What you have to do:
Retype every entry word for word.
===== Data provided
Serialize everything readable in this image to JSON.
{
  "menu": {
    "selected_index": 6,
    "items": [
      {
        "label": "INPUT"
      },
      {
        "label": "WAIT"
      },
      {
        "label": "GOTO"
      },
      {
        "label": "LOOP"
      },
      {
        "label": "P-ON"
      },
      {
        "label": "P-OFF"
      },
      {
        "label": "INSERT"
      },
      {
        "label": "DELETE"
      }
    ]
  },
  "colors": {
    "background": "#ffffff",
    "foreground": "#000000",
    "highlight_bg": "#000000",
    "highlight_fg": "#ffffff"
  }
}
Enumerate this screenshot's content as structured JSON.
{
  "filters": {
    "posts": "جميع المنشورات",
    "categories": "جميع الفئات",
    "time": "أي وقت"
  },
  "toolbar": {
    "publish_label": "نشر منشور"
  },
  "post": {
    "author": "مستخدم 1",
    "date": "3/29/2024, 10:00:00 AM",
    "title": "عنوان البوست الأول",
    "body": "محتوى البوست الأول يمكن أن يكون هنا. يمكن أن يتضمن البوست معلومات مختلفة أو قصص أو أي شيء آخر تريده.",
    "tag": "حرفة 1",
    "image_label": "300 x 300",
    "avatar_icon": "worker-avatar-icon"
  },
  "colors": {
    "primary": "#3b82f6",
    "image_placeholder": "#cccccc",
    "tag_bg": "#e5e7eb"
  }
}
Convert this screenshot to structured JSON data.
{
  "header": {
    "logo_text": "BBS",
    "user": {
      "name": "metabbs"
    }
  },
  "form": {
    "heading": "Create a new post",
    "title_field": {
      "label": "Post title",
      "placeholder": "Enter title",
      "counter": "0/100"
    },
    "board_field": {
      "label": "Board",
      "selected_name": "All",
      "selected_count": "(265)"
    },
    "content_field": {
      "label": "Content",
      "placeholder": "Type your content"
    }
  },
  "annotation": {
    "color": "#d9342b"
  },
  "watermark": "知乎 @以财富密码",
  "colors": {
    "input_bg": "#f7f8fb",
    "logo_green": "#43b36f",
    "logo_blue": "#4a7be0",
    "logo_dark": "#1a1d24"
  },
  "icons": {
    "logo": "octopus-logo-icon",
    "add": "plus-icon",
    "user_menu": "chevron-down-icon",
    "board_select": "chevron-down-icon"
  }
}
==========
Completed task:
Serialize everything readable in this image to JSON.
{
  "menu": {
    "selected_index": 6,
    "items": [
      {
        "label": "INPUT"
      },
      {
        "label": "WAIT"
      },
      {
        "label": "GOTO"
      },
      {
        "label": "LOOP"
      },
      {
        "label": "P-ON"
      },
      {
        "label": "P-OFF"
      },
      {
        "label": "INSERT"
      },
      {
        "label": "DELETE"
      }
    ]
  },
  "colors": {
    "background": "#ffffff",
    "foreground": "#000000",
    "highlight_bg": "#000000",
    "highlight_fg": "#ffffff"
  }
}
Enumerate this screenshot's content as structured JSON.
{
  "filters": {
    "posts": "جميع المنشورات",
    "categories": "جميع الفئات",
    "time": "أي وقت"
  },
  "toolbar": {
    "publish_label": "نشر منشور"
  },
  "post": {
    "author": "مستخدم 1",
    "date": "3/29/2024, 10:00:00 AM",
    "title": "عنوان البوست الأول",
    "body": "محتوى البوست الأول يمكن أن يكون هنا. يمكن أن يتضمن البوست معلومات مختلفة أو قصص أو أي شيء آخر تريده.",
    "tag": "حرفة 1",
    "image_label": "300 x 300",
    "avatar_icon": "worker-avatar-icon"
  },
  "colors": {
    "primary": "#3b82f6",
    "image_placeholder": "#cccccc",
    "tag_bg": "#e5e7eb"
  }
}
Convert this screenshot to structured JSON data.
{
  "header": {
    "logo_text": "BBS",
    "user": {
      "name": "metabbs"
    }
  },
  "form": {
    "heading": "Create a new post",
    "title_field": {
      "label": "Post title",
      "placeholder": "Enter title",
      "counter": "0/100"
    },
    "board_field": {
      "label": "Board",
      "selected_name": "All",
      "selected_count": "(265)"
    },
    "content_field": {
      "label": "Content",
      "placeholder": "Type your content"
    }
  },
  "annotation": {
    "color": "#d9342b"
  },
  "watermark": "知乎 @以财富密码",
  "colors": {
    "input_bg": "#f7f8fb",
    "logo_green": "#43b36f",
    "logo_blue": "#4a7be0",
    "logo_dark": "#1a1d24"
  },
  "icons": {
    "logo": "octopus-logo-icon",
    "add": "plus-icon",
    "user_menu": "chevron-down-icon",
    "board_select": "chevron-down-icon"
  }
}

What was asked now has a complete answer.